§ WHAT IS REQUIRED:
Give the number of lines containing the word "name" and nothing more.

[Start SOURCE RECORDS]

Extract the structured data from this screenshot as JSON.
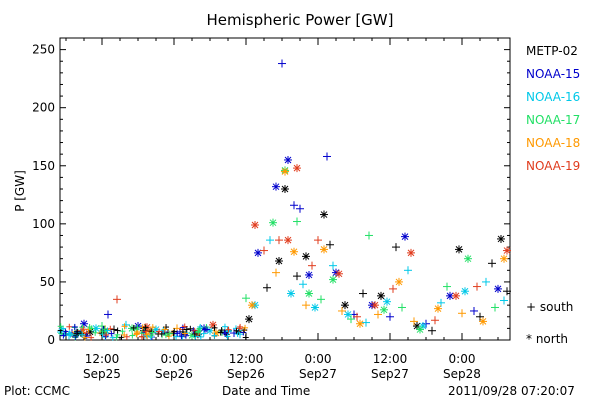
{
  "chart_data": {
    "type": "scatter",
    "title": "Hemispheric Power [GW]",
    "xlabel": "Date and Time",
    "ylabel": "P [GW]",
    "ylim": [
      0,
      260
    ],
    "yticks": [
      0,
      50,
      100,
      150,
      200,
      250
    ],
    "xlim": [
      "2011-09-25 05:00",
      "2011-09-28 08:00"
    ],
    "xticks": [
      {
        "time": "12:00",
        "date": "Sep25"
      },
      {
        "time": "0:00",
        "date": "Sep26"
      },
      {
        "time": "12:00",
        "date": "Sep26"
      },
      {
        "time": "0:00",
        "date": "Sep27"
      },
      {
        "time": "12:00",
        "date": "Sep27"
      },
      {
        "time": "0:00",
        "date": "Sep28"
      }
    ],
    "markers": {
      "south": "+",
      "north": "*"
    },
    "legend_extra": [
      "+ south",
      "* north"
    ],
    "footer_left": "Plot: CCMC",
    "footer_right": "2011/09/28 07:20:07",
    "series": [
      {
        "name": "METP-02",
        "color": "#000000",
        "points": [
          [
            "2011-09-25 06:00",
            5,
            "+"
          ],
          [
            "2011-09-25 10:00",
            7,
            "*"
          ],
          [
            "2011-09-25 14:00",
            9,
            "+"
          ],
          [
            "2011-09-25 19:00",
            8,
            "*"
          ],
          [
            "2011-09-25 23:00",
            6,
            "+"
          ],
          [
            "2011-09-26 04:00",
            5,
            "*"
          ],
          [
            "2011-09-26 09:00",
            8,
            "+"
          ],
          [
            "2011-09-26 12:30",
            18,
            "*"
          ],
          [
            "2011-09-26 15:30",
            45,
            "+"
          ],
          [
            "2011-09-26 17:30",
            68,
            "*"
          ],
          [
            "2011-09-26 18:30",
            130,
            "*"
          ],
          [
            "2011-09-26 20:30",
            55,
            "+"
          ],
          [
            "2011-09-26 22:00",
            72,
            "*"
          ],
          [
            "2011-09-27 01:00",
            108,
            "*"
          ],
          [
            "2011-09-27 02:00",
            82,
            "+"
          ],
          [
            "2011-09-27 04:30",
            30,
            "*"
          ],
          [
            "2011-09-27 07:30",
            40,
            "+"
          ],
          [
            "2011-09-27 10:30",
            38,
            "*"
          ],
          [
            "2011-09-27 13:00",
            80,
            "+"
          ],
          [
            "2011-09-27 16:30",
            12,
            "*"
          ],
          [
            "2011-09-27 19:00",
            8,
            "+"
          ],
          [
            "2011-09-27 23:30",
            78,
            "*"
          ],
          [
            "2011-09-28 03:00",
            20,
            "+"
          ],
          [
            "2011-09-28 05:00",
            66,
            "+"
          ],
          [
            "2011-09-28 06:30",
            87,
            "*"
          ],
          [
            "2011-09-28 07:30",
            42,
            "+"
          ]
        ]
      },
      {
        "name": "NOAA-15",
        "color": "#0000cc",
        "points": [
          [
            "2011-09-25 07:00",
            6,
            "+"
          ],
          [
            "2011-09-25 09:00",
            14,
            "*"
          ],
          [
            "2011-09-25 13:00",
            22,
            "+"
          ],
          [
            "2011-09-25 18:00",
            12,
            "*"
          ],
          [
            "2011-09-26 01:00",
            7,
            "+"
          ],
          [
            "2011-09-26 05:00",
            10,
            "*"
          ],
          [
            "2011-09-26 10:00",
            6,
            "+"
          ],
          [
            "2011-09-26 14:00",
            75,
            "*"
          ],
          [
            "2011-09-26 17:00",
            132,
            "*"
          ],
          [
            "2011-09-26 18:00",
            238,
            "+"
          ],
          [
            "2011-09-26 19:00",
            155,
            "*"
          ],
          [
            "2011-09-26 20:00",
            116,
            "+"
          ],
          [
            "2011-09-26 21:00",
            113,
            "+"
          ],
          [
            "2011-09-26 22:30",
            56,
            "*"
          ],
          [
            "2011-09-27 01:30",
            158,
            "+"
          ],
          [
            "2011-09-27 03:00",
            58,
            "*"
          ],
          [
            "2011-09-27 06:00",
            22,
            "+"
          ],
          [
            "2011-09-27 09:00",
            30,
            "*"
          ],
          [
            "2011-09-27 12:00",
            20,
            "+"
          ],
          [
            "2011-09-27 14:30",
            89,
            "*"
          ],
          [
            "2011-09-27 18:00",
            14,
            "+"
          ],
          [
            "2011-09-27 22:00",
            38,
            "*"
          ],
          [
            "2011-09-28 02:00",
            25,
            "+"
          ],
          [
            "2011-09-28 06:00",
            44,
            "*"
          ]
        ]
      },
      {
        "name": "NOAA-16",
        "color": "#00c8e8",
        "points": [
          [
            "2011-09-25 06:30",
            4,
            "+"
          ],
          [
            "2011-09-25 11:00",
            10,
            "*"
          ],
          [
            "2011-09-25 16:00",
            13,
            "+"
          ],
          [
            "2011-09-25 21:00",
            9,
            "*"
          ],
          [
            "2011-09-26 02:00",
            6,
            "+"
          ],
          [
            "2011-09-26 06:00",
            8,
            "*"
          ],
          [
            "2011-09-26 11:00",
            5,
            "+"
          ],
          [
            "2011-09-26 13:30",
            30,
            "*"
          ],
          [
            "2011-09-26 16:00",
            86,
            "+"
          ],
          [
            "2011-09-26 19:30",
            40,
            "*"
          ],
          [
            "2011-09-26 21:30",
            48,
            "+"
          ],
          [
            "2011-09-26 23:30",
            28,
            "*"
          ],
          [
            "2011-09-27 02:30",
            64,
            "+"
          ],
          [
            "2011-09-27 05:00",
            22,
            "*"
          ],
          [
            "2011-09-27 08:00",
            15,
            "+"
          ],
          [
            "2011-09-27 11:30",
            33,
            "*"
          ],
          [
            "2011-09-27 15:00",
            60,
            "+"
          ],
          [
            "2011-09-27 17:30",
            12,
            "*"
          ],
          [
            "2011-09-27 20:30",
            32,
            "+"
          ],
          [
            "2011-09-28 00:30",
            42,
            "*"
          ],
          [
            "2011-09-28 04:00",
            50,
            "+"
          ],
          [
            "2011-09-28 07:00",
            34,
            "+"
          ]
        ]
      },
      {
        "name": "NOAA-17",
        "color": "#22e066",
        "points": [
          [
            "2011-09-25 08:00",
            6,
            "*"
          ],
          [
            "2011-09-25 12:00",
            12,
            "+"
          ],
          [
            "2011-09-25 17:00",
            10,
            "*"
          ],
          [
            "2011-09-25 22:00",
            5,
            "+"
          ],
          [
            "2011-09-26 03:00",
            4,
            "*"
          ],
          [
            "2011-09-26 08:00",
            7,
            "+"
          ],
          [
            "2011-09-26 12:00",
            36,
            "+"
          ],
          [
            "2011-09-26 16:30",
            101,
            "*"
          ],
          [
            "2011-09-26 18:30",
            146,
            "*"
          ],
          [
            "2011-09-26 20:30",
            102,
            "+"
          ],
          [
            "2011-09-26 22:30",
            40,
            "*"
          ],
          [
            "2011-09-27 00:30",
            35,
            "+"
          ],
          [
            "2011-09-27 02:30",
            52,
            "*"
          ],
          [
            "2011-09-27 05:30",
            18,
            "+"
          ],
          [
            "2011-09-27 08:30",
            90,
            "+"
          ],
          [
            "2011-09-27 11:00",
            26,
            "*"
          ],
          [
            "2011-09-27 14:00",
            28,
            "+"
          ],
          [
            "2011-09-27 17:00",
            9,
            "*"
          ],
          [
            "2011-09-27 21:30",
            46,
            "+"
          ],
          [
            "2011-09-28 01:00",
            70,
            "*"
          ],
          [
            "2011-09-28 05:30",
            28,
            "+"
          ]
        ]
      },
      {
        "name": "NOAA-18",
        "color": "#ff9900",
        "points": [
          [
            "2011-09-25 07:30",
            5,
            "*"
          ],
          [
            "2011-09-25 12:30",
            9,
            "+"
          ],
          [
            "2011-09-25 20:00",
            7,
            "*"
          ],
          [
            "2011-09-26 00:30",
            10,
            "+"
          ],
          [
            "2011-09-26 07:00",
            6,
            "*"
          ],
          [
            "2011-09-26 13:00",
            30,
            "*"
          ],
          [
            "2011-09-26 17:00",
            58,
            "+"
          ],
          [
            "2011-09-26 18:30",
            145,
            "*"
          ],
          [
            "2011-09-26 20:00",
            76,
            "*"
          ],
          [
            "2011-09-26 22:00",
            30,
            "+"
          ],
          [
            "2011-09-27 01:00",
            78,
            "*"
          ],
          [
            "2011-09-27 04:00",
            25,
            "+"
          ],
          [
            "2011-09-27 07:00",
            14,
            "*"
          ],
          [
            "2011-09-27 10:00",
            22,
            "+"
          ],
          [
            "2011-09-27 13:30",
            50,
            "*"
          ],
          [
            "2011-09-27 16:00",
            16,
            "+"
          ],
          [
            "2011-09-27 20:00",
            27,
            "*"
          ],
          [
            "2011-09-28 00:00",
            23,
            "+"
          ],
          [
            "2011-09-28 03:30",
            16,
            "*"
          ],
          [
            "2011-09-28 07:00",
            70,
            "*"
          ]
        ]
      },
      {
        "name": "NOAA-19",
        "color": "#e03c1e",
        "points": [
          [
            "2011-09-25 08:30",
            8,
            "+"
          ],
          [
            "2011-09-25 14:30",
            35,
            "+"
          ],
          [
            "2011-09-25 19:30",
            11,
            "*"
          ],
          [
            "2011-09-26 01:30",
            9,
            "+"
          ],
          [
            "2011-09-26 06:30",
            13,
            "*"
          ],
          [
            "2011-09-26 13:30",
            99,
            "*"
          ],
          [
            "2011-09-26 15:00",
            77,
            "+"
          ],
          [
            "2011-09-26 17:30",
            86,
            "+"
          ],
          [
            "2011-09-26 19:00",
            86,
            "*"
          ],
          [
            "2011-09-26 20:30",
            148,
            "*"
          ],
          [
            "2011-09-26 23:00",
            64,
            "+"
          ],
          [
            "2011-09-27 00:00",
            86,
            "+"
          ],
          [
            "2011-09-27 03:30",
            57,
            "*"
          ],
          [
            "2011-09-27 06:30",
            20,
            "+"
          ],
          [
            "2011-09-27 09:30",
            30,
            "*"
          ],
          [
            "2011-09-27 12:30",
            44,
            "+"
          ],
          [
            "2011-09-27 15:30",
            75,
            "*"
          ],
          [
            "2011-09-27 19:30",
            17,
            "+"
          ],
          [
            "2011-09-27 23:00",
            38,
            "*"
          ],
          [
            "2011-09-28 02:30",
            46,
            "+"
          ],
          [
            "2011-09-28 07:30",
            77,
            "*"
          ]
        ]
      }
    ]
  }
}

[End SOURCE RECORDS]

§ RESULT OF THIS TASK:
6